## What is being asked:
Extract every record, keeping each one exactly as it is.

·····

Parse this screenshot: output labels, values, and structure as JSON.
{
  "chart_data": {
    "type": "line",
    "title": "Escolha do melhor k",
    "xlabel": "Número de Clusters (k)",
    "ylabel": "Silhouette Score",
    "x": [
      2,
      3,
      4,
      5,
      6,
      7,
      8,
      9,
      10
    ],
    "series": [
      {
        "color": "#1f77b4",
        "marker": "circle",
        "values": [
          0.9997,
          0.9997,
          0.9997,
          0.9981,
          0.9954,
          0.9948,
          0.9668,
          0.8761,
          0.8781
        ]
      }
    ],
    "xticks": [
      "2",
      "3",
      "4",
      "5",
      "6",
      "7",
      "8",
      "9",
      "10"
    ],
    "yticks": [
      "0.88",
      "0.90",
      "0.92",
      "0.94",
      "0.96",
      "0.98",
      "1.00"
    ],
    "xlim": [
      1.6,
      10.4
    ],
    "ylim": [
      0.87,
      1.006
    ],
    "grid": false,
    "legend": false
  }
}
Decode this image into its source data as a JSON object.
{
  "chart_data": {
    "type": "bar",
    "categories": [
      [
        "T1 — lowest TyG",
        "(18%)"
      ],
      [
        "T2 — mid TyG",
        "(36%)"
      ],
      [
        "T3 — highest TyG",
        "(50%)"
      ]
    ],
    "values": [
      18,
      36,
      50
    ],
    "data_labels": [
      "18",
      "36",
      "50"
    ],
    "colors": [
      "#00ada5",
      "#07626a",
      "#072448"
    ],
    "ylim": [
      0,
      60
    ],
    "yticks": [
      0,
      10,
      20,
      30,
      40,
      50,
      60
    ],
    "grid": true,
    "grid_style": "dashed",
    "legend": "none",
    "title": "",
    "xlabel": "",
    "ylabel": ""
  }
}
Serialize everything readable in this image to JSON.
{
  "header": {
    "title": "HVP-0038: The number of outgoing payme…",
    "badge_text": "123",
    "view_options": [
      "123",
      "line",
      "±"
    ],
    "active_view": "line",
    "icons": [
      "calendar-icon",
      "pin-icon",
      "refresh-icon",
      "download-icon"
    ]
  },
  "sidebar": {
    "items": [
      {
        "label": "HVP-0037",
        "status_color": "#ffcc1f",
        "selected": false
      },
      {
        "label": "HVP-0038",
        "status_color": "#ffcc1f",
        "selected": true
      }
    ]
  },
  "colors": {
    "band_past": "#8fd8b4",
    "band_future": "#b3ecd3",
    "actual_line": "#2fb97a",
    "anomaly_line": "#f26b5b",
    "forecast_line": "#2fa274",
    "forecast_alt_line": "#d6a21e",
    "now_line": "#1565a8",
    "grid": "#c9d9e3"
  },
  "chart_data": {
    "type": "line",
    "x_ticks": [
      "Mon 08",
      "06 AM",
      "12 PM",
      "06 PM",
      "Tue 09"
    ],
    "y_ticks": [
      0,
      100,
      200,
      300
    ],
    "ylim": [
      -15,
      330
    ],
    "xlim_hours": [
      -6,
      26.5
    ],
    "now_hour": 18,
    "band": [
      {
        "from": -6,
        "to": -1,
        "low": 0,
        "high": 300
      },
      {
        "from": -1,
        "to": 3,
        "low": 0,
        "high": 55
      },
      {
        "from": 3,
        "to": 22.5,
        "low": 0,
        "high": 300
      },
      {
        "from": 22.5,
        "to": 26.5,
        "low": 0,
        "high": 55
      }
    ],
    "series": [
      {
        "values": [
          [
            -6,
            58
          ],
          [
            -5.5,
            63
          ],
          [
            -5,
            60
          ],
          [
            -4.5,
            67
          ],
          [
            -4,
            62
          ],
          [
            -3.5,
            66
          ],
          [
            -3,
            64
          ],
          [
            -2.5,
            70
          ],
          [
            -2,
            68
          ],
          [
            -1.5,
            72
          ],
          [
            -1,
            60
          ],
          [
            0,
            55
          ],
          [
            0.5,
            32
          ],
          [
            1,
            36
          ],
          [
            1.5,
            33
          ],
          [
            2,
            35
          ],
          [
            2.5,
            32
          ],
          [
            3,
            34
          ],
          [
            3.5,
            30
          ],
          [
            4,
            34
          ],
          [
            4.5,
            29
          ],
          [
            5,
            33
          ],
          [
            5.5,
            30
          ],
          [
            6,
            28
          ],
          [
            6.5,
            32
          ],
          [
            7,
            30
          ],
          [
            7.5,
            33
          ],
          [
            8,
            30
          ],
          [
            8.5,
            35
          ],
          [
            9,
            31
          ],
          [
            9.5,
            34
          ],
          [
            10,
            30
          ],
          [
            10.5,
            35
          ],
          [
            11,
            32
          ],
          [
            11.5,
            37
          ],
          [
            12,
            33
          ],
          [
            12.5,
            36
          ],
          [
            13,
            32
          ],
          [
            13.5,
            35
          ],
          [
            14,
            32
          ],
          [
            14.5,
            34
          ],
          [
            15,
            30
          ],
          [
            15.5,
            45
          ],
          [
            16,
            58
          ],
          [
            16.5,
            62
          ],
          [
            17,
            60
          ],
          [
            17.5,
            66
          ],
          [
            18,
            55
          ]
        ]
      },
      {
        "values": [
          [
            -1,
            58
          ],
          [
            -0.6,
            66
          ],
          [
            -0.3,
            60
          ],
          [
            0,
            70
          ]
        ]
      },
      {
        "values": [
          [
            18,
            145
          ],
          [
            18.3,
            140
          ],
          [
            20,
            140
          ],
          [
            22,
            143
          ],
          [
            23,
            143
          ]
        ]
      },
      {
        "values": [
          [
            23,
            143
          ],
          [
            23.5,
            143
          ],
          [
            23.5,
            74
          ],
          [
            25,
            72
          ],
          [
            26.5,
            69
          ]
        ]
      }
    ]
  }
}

·····

## Exercise response:
Parse this screenshot: output labels, values, and structure as JSON.
{
  "chart_data": {
    "type": "line",
    "title": "Escolha do melhor k",
    "xlabel": "Número de Clusters (k)",
    "ylabel": "Silhouette Score",
    "x": [
      2,
      3,
      4,
      5,
      6,
      7,
      8,
      9,
      10
    ],
    "series": [
      {
        "color": "#1f77b4",
        "marker": "circle",
        "values": [
          0.9997,
          0.9997,
          0.9997,
          0.9981,
          0.9954,
          0.9948,
          0.9668,
          0.8761,
          0.8781
        ]
      }
    ],
    "xticks": [
      "2",
      "3",
      "4",
      "5",
      "6",
      "7",
      "8",
      "9",
      "10"
    ],
    "yticks": [
      "0.88",
      "0.90",
      "0.92",
      "0.94",
      "0.96",
      "0.98",
      "1.00"
    ],
    "xlim": [
      1.6,
      10.4
    ],
    "ylim": [
      0.87,
      1.006
    ],
    "grid": false,
    "legend": false
  }
}
Decode this image into its source data as a JSON object.
{
  "chart_data": {
    "type": "bar",
    "categories": [
      [
        "T1 — lowest TyG",
        "(18%)"
      ],
      [
        "T2 — mid TyG",
        "(36%)"
      ],
      [
        "T3 — highest TyG",
        "(50%)"
      ]
    ],
    "values": [
      18,
      36,
      50
    ],
    "data_labels": [
      "18",
      "36",
      "50"
    ],
    "colors": [
      "#00ada5",
      "#07626a",
      "#072448"
    ],
    "ylim": [
      0,
      60
    ],
    "yticks": [
      0,
      10,
      20,
      30,
      40,
      50,
      60
    ],
    "grid": true,
    "grid_style": "dashed",
    "legend": "none",
    "title": "",
    "xlabel": "",
    "ylabel": ""
  }
}
Serialize everything readable in this image to JSON.
{
  "header": {
    "title": "HVP-0038: The number of outgoing payme…",
    "badge_text": "123",
    "view_options": [
      "123",
      "line",
      "±"
    ],
    "active_view": "line",
    "icons": [
      "calendar-icon",
      "pin-icon",
      "refresh-icon",
      "download-icon"
    ]
  },
  "sidebar": {
    "items": [
      {
        "label": "HVP-0037",
        "status_color": "#ffcc1f",
        "selected": false
      },
      {
        "label": "HVP-0038",
        "status_color": "#ffcc1f",
        "selected": true
      }
    ]
  },
  "colors": {
    "band_past": "#8fd8b4",
    "band_future": "#b3ecd3",
    "actual_line": "#2fb97a",
    "anomaly_line": "#f26b5b",
    "forecast_line": "#2fa274",
    "forecast_alt_line": "#d6a21e",
    "now_line": "#1565a8",
    "grid": "#c9d9e3"
  },
  "chart_data": {
    "type": "line",
    "x_ticks": [
      "Mon 08",
      "06 AM",
      "12 PM",
      "06 PM",
      "Tue 09"
    ],
    "y_ticks": [
      0,
      100,
      200,
      300
    ],
    "ylim": [
      -15,
      330
    ],
    "xlim_hours": [
      -6,
      26.5
    ],
    "now_hour": 18,
    "band": [
      {
        "from": -6,
        "to": -1,
        "low": 0,
        "high": 300
      },
      {
        "from": -1,
        "to": 3,
        "low": 0,
        "high": 55
      },
      {
        "from": 3,
        "to": 22.5,
        "low": 0,
        "high": 300
      },
      {
        "from": 22.5,
        "to": 26.5,
        "low": 0,
        "high": 55
      }
    ],
    "series": [
      {
        "values": [
          [
            -6,
            58
          ],
          [
            -5.5,
            63
          ],
          [
            -5,
            60
          ],
          [
            -4.5,
            67
          ],
          [
            -4,
            62
          ],
          [
            -3.5,
            66
          ],
          [
            -3,
            64
          ],
          [
            -2.5,
            70
          ],
          [
            -2,
            68
          ],
          [
            -1.5,
            72
          ],
          [
            -1,
            60
          ],
          [
            0,
            55
          ],
          [
            0.5,
            32
          ],
          [
            1,
            36
          ],
          [
            1.5,
            33
          ],
          [
            2,
            35
          ],
          [
            2.5,
            32
          ],
          [
            3,
            34
          ],
          [
            3.5,
            30
          ],
          [
            4,
            34
          ],
          [
            4.5,
            29
          ],
          [
            5,
            33
          ],
          [
            5.5,
            30
          ],
          [
            6,
            28
          ],
          [
            6.5,
            32
          ],
          [
            7,
            30
          ],
          [
            7.5,
            33
          ],
          [
            8,
            30
          ],
          [
            8.5,
            35
          ],
          [
            9,
            31
          ],
          [
            9.5,
            34
          ],
          [
            10,
            30
          ],
          [
            10.5,
            35
          ],
          [
            11,
            32
          ],
          [
            11.5,
            37
          ],
          [
            12,
            33
          ],
          [
            12.5,
            36
          ],
          [
            13,
            32
          ],
          [
            13.5,
            35
          ],
          [
            14,
            32
          ],
          [
            14.5,
            34
          ],
          [
            15,
            30
          ],
          [
            15.5,
            45
          ],
          [
            16,
            58
          ],
          [
            16.5,
            62
          ],
          [
            17,
            60
          ],
          [
            17.5,
            66
          ],
          [
            18,
            55
          ]
        ]
      },
      {
        "values": [
          [
            -1,
            58
          ],
          [
            -0.6,
            66
          ],
          [
            -0.3,
            60
          ],
          [
            0,
            70
          ]
        ]
      },
      {
        "values": [
          [
            18,
            145
          ],
          [
            18.3,
            140
          ],
          [
            20,
            140
          ],
          [
            22,
            143
          ],
          [
            23,
            143
          ]
        ]
      },
      {
        "values": [
          [
            23,
            143
          ],
          [
            23.5,
            143
          ],
          [
            23.5,
            74
          ],
          [
            25,
            72
          ],
          [
            26.5,
            69
          ]
        ]
      }
    ]
  }
}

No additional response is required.